**Task details:**
Omit the pictures and return every entry exactly as written.

[Chart and figure data]
(begin)

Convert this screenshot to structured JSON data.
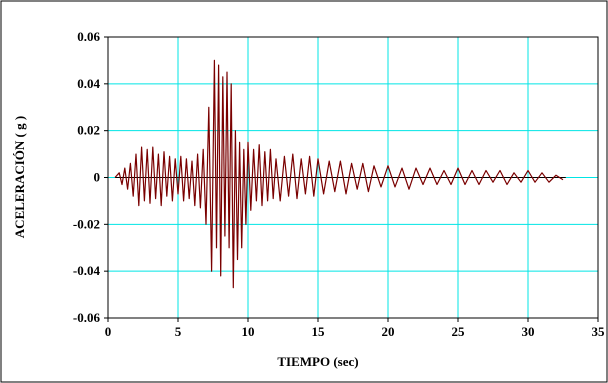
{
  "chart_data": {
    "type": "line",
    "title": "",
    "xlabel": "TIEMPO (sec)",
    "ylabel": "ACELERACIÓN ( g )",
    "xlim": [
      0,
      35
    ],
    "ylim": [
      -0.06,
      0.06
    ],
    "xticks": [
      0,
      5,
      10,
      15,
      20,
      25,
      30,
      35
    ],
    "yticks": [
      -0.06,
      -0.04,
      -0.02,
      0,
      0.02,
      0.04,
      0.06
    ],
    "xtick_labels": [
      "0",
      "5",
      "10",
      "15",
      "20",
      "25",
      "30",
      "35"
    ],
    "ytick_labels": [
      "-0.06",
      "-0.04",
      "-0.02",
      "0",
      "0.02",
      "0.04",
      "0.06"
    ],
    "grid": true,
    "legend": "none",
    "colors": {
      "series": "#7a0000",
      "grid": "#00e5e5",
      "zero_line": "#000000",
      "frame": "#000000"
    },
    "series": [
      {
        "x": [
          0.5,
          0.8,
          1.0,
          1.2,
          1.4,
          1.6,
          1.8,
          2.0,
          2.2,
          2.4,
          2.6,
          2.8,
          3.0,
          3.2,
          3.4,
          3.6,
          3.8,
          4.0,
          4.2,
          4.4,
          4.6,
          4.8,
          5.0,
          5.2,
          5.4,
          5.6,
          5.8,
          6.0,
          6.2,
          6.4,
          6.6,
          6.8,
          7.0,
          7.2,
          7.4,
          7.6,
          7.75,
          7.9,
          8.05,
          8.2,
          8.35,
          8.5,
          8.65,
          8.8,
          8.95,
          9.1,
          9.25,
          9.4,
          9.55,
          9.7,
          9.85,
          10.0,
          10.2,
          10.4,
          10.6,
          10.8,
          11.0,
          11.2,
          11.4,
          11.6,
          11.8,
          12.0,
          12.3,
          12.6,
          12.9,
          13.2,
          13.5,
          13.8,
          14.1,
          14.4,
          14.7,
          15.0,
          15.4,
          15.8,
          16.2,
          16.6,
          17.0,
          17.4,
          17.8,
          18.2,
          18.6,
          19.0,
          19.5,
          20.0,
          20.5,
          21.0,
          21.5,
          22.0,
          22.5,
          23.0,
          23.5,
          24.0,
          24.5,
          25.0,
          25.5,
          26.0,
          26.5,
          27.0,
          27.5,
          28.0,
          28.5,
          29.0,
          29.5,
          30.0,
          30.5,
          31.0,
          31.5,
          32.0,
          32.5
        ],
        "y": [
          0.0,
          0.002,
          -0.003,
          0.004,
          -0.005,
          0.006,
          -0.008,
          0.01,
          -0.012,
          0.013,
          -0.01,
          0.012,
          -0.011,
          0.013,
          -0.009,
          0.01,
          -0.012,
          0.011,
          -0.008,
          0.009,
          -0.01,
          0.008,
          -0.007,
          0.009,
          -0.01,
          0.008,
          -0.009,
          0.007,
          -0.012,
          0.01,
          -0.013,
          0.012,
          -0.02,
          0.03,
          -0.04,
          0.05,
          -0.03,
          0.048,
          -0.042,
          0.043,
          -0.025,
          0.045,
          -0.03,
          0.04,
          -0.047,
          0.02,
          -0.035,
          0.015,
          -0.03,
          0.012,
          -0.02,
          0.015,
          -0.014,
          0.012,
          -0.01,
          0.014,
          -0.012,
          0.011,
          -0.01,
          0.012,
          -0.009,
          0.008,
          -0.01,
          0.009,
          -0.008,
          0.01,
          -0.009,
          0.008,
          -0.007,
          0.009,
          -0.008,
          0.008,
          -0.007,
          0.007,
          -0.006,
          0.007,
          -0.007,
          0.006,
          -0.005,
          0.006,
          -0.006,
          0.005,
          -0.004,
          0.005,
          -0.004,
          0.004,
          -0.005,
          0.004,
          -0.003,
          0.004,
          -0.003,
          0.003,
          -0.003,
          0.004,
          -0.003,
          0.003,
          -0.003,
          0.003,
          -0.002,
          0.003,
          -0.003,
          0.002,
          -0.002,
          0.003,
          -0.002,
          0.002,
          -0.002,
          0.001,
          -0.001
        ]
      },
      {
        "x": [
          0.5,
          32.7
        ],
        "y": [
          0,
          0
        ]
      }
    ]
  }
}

(end)

**Exercise answer:**
Convert this screenshot to structured JSON data.
{
  "chart_data": {
    "type": "line",
    "title": "",
    "xlabel": "TIEMPO (sec)",
    "ylabel": "ACELERACIÓN ( g )",
    "xlim": [
      0,
      35
    ],
    "ylim": [
      -0.06,
      0.06
    ],
    "xticks": [
      0,
      5,
      10,
      15,
      20,
      25,
      30,
      35
    ],
    "yticks": [
      -0.06,
      -0.04,
      -0.02,
      0,
      0.02,
      0.04,
      0.06
    ],
    "xtick_labels": [
      "0",
      "5",
      "10",
      "15",
      "20",
      "25",
      "30",
      "35"
    ],
    "ytick_labels": [
      "-0.06",
      "-0.04",
      "-0.02",
      "0",
      "0.02",
      "0.04",
      "0.06"
    ],
    "grid": true,
    "legend": "none",
    "colors": {
      "series": "#7a0000",
      "grid": "#00e5e5",
      "zero_line": "#000000",
      "frame": "#000000"
    },
    "series": [
      {
        "x": [
          0.5,
          0.8,
          1.0,
          1.2,
          1.4,
          1.6,
          1.8,
          2.0,
          2.2,
          2.4,
          2.6,
          2.8,
          3.0,
          3.2,
          3.4,
          3.6,
          3.8,
          4.0,
          4.2,
          4.4,
          4.6,
          4.8,
          5.0,
          5.2,
          5.4,
          5.6,
          5.8,
          6.0,
          6.2,
          6.4,
          6.6,
          6.8,
          7.0,
          7.2,
          7.4,
          7.6,
          7.75,
          7.9,
          8.05,
          8.2,
          8.35,
          8.5,
          8.65,
          8.8,
          8.95,
          9.1,
          9.25,
          9.4,
          9.55,
          9.7,
          9.85,
          10.0,
          10.2,
          10.4,
          10.6,
          10.8,
          11.0,
          11.2,
          11.4,
          11.6,
          11.8,
          12.0,
          12.3,
          12.6,
          12.9,
          13.2,
          13.5,
          13.8,
          14.1,
          14.4,
          14.7,
          15.0,
          15.4,
          15.8,
          16.2,
          16.6,
          17.0,
          17.4,
          17.8,
          18.2,
          18.6,
          19.0,
          19.5,
          20.0,
          20.5,
          21.0,
          21.5,
          22.0,
          22.5,
          23.0,
          23.5,
          24.0,
          24.5,
          25.0,
          25.5,
          26.0,
          26.5,
          27.0,
          27.5,
          28.0,
          28.5,
          29.0,
          29.5,
          30.0,
          30.5,
          31.0,
          31.5,
          32.0,
          32.5
        ],
        "y": [
          0.0,
          0.002,
          -0.003,
          0.004,
          -0.005,
          0.006,
          -0.008,
          0.01,
          -0.012,
          0.013,
          -0.01,
          0.012,
          -0.011,
          0.013,
          -0.009,
          0.01,
          -0.012,
          0.011,
          -0.008,
          0.009,
          -0.01,
          0.008,
          -0.007,
          0.009,
          -0.01,
          0.008,
          -0.009,
          0.007,
          -0.012,
          0.01,
          -0.013,
          0.012,
          -0.02,
          0.03,
          -0.04,
          0.05,
          -0.03,
          0.048,
          -0.042,
          0.043,
          -0.025,
          0.045,
          -0.03,
          0.04,
          -0.047,
          0.02,
          -0.035,
          0.015,
          -0.03,
          0.012,
          -0.02,
          0.015,
          -0.014,
          0.012,
          -0.01,
          0.014,
          -0.012,
          0.011,
          -0.01,
          0.012,
          -0.009,
          0.008,
          -0.01,
          0.009,
          -0.008,
          0.01,
          -0.009,
          0.008,
          -0.007,
          0.009,
          -0.008,
          0.008,
          -0.007,
          0.007,
          -0.006,
          0.007,
          -0.007,
          0.006,
          -0.005,
          0.006,
          -0.006,
          0.005,
          -0.004,
          0.005,
          -0.004,
          0.004,
          -0.005,
          0.004,
          -0.003,
          0.004,
          -0.003,
          0.003,
          -0.003,
          0.004,
          -0.003,
          0.003,
          -0.003,
          0.003,
          -0.002,
          0.003,
          -0.003,
          0.002,
          -0.002,
          0.003,
          -0.002,
          0.002,
          -0.002,
          0.001,
          -0.001
        ]
      },
      {
        "x": [
          0.5,
          32.7
        ],
        "y": [
          0,
          0
        ]
      }
    ]
  }
}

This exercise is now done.